§ Records that describe figures:
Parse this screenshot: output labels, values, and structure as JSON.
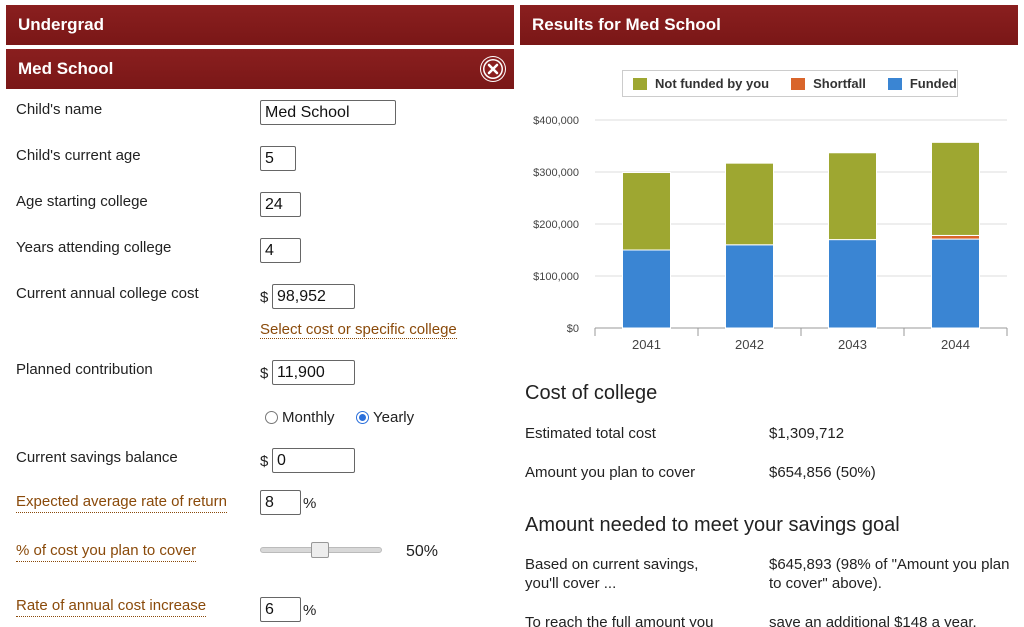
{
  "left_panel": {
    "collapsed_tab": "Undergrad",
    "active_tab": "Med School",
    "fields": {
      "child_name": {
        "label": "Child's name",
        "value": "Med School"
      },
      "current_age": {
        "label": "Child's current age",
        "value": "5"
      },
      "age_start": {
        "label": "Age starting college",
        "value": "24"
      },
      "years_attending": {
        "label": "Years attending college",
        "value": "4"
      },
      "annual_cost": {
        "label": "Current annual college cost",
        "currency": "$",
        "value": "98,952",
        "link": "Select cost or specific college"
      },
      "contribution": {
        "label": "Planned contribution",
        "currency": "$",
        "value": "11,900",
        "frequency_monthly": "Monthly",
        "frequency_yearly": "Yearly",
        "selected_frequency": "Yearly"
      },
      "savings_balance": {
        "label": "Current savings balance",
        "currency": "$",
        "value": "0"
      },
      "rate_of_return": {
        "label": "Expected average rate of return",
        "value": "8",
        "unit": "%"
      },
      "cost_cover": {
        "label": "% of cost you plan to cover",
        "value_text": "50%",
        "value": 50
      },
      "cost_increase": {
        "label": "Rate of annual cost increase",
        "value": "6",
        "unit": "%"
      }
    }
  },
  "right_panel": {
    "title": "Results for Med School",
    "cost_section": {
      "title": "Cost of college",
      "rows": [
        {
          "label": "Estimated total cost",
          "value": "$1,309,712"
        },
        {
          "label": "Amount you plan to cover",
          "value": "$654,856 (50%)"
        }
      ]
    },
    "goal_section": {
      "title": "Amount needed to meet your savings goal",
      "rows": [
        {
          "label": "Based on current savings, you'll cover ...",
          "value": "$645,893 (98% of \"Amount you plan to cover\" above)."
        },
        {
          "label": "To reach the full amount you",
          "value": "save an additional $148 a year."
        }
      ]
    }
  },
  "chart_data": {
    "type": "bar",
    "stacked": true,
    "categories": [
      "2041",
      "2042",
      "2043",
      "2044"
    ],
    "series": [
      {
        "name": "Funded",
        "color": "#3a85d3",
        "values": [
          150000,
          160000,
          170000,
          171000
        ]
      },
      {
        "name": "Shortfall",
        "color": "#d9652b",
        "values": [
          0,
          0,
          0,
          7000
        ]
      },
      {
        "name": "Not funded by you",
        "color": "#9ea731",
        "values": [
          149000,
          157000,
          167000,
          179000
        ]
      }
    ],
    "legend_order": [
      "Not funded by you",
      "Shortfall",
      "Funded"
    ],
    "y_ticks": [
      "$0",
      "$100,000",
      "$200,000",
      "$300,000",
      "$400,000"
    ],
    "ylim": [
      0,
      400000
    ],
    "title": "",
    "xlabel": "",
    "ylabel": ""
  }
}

§ Exercise details: Search the listing above for the string "School". Copy every line that contains it.

§ The response:
    "active_tab": "Med School",
        "value": "Med School"
    "title": "Results for Med School",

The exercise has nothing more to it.